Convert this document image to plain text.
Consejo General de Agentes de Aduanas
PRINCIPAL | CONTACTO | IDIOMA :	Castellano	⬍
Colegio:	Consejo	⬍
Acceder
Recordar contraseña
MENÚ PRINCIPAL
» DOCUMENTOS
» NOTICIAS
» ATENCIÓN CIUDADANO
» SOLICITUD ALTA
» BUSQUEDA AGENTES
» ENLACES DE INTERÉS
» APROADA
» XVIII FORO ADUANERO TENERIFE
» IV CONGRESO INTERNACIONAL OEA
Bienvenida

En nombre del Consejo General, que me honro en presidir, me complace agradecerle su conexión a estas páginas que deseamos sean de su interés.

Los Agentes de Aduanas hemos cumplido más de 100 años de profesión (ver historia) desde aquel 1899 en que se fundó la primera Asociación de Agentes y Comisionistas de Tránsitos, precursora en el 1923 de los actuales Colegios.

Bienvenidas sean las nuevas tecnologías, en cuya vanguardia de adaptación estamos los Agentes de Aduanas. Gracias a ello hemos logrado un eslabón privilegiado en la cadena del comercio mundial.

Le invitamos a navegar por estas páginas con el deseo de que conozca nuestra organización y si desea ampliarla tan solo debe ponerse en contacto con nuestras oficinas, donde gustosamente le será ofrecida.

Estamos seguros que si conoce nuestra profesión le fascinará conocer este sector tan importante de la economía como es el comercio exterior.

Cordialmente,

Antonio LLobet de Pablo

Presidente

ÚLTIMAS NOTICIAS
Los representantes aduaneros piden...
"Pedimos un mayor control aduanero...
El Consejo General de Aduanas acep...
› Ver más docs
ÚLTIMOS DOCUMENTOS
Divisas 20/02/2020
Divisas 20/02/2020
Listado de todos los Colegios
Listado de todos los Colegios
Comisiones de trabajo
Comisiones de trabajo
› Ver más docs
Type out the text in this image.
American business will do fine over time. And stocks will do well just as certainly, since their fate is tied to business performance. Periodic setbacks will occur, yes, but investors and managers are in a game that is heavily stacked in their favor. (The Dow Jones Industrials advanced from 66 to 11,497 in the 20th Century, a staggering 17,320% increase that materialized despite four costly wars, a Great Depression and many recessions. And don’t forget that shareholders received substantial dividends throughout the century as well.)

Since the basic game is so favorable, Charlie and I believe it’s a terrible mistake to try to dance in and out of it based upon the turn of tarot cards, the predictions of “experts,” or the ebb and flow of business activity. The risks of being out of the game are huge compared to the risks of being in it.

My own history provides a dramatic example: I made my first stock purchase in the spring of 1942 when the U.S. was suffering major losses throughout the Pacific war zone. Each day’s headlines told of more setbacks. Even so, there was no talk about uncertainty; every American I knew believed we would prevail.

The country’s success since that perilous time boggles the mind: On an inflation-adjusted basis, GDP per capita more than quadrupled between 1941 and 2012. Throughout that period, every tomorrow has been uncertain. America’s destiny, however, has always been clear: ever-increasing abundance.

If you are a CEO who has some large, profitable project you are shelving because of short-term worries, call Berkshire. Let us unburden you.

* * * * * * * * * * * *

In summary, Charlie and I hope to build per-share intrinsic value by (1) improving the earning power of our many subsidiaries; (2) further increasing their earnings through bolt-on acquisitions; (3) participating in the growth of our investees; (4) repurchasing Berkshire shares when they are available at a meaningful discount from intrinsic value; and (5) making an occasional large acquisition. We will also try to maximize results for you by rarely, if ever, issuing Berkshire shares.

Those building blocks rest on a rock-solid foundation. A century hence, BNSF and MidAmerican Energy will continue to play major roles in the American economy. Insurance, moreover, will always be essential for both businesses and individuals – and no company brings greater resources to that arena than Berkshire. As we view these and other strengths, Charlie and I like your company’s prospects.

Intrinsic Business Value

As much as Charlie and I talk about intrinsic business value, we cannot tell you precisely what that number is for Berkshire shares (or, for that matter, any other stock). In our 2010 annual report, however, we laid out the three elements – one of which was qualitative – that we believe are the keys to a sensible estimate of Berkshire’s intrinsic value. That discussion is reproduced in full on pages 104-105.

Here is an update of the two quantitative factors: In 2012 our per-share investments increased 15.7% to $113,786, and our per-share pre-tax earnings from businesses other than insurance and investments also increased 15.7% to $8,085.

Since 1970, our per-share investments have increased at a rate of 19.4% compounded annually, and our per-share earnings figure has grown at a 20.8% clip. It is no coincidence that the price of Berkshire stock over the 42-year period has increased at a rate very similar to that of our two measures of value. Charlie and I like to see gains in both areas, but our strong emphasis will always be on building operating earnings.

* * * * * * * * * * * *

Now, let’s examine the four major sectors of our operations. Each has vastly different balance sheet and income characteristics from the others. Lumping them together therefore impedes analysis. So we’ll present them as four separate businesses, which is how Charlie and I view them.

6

• • •

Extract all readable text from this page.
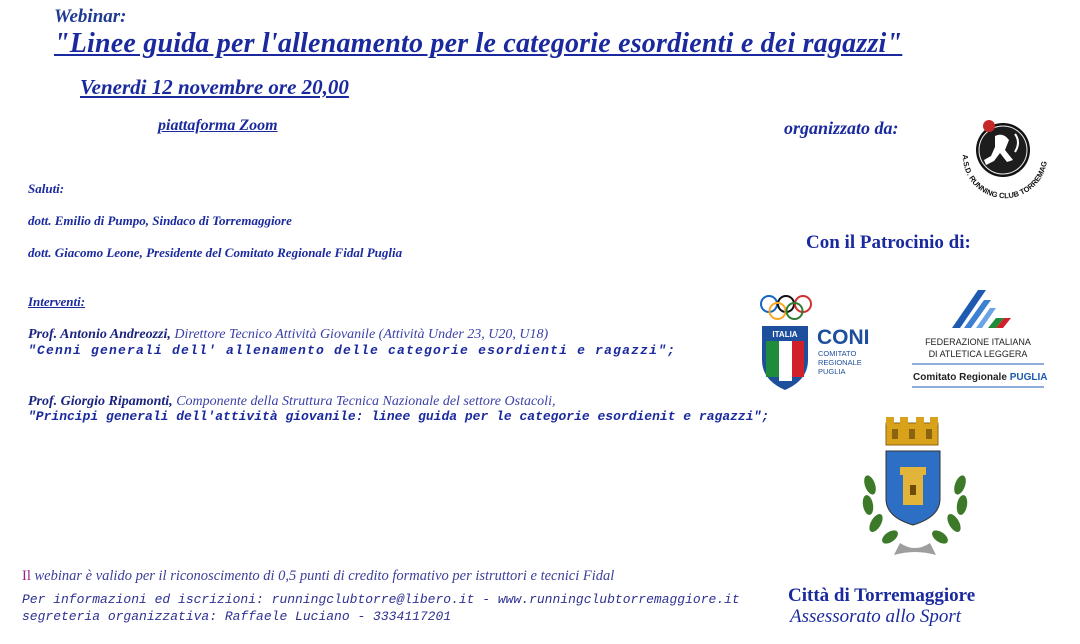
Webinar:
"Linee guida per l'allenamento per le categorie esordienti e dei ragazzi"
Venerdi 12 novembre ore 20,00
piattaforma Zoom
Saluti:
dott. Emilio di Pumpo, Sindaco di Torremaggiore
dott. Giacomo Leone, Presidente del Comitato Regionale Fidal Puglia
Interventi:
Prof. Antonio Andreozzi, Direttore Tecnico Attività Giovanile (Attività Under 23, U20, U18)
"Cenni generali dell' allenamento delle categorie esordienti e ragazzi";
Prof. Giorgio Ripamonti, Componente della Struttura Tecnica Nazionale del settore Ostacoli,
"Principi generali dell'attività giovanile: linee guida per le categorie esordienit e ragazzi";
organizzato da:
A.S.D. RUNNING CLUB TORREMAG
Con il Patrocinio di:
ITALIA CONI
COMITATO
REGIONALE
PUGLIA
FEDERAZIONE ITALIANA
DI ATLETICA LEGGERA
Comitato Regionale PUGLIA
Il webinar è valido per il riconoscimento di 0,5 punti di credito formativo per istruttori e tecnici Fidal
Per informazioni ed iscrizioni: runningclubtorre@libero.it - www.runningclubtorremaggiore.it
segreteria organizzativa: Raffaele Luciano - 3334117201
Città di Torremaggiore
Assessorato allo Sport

• • •

What count of lines in the listing contain the word "ragazzi"? Reply with the number only.

(Solution):
3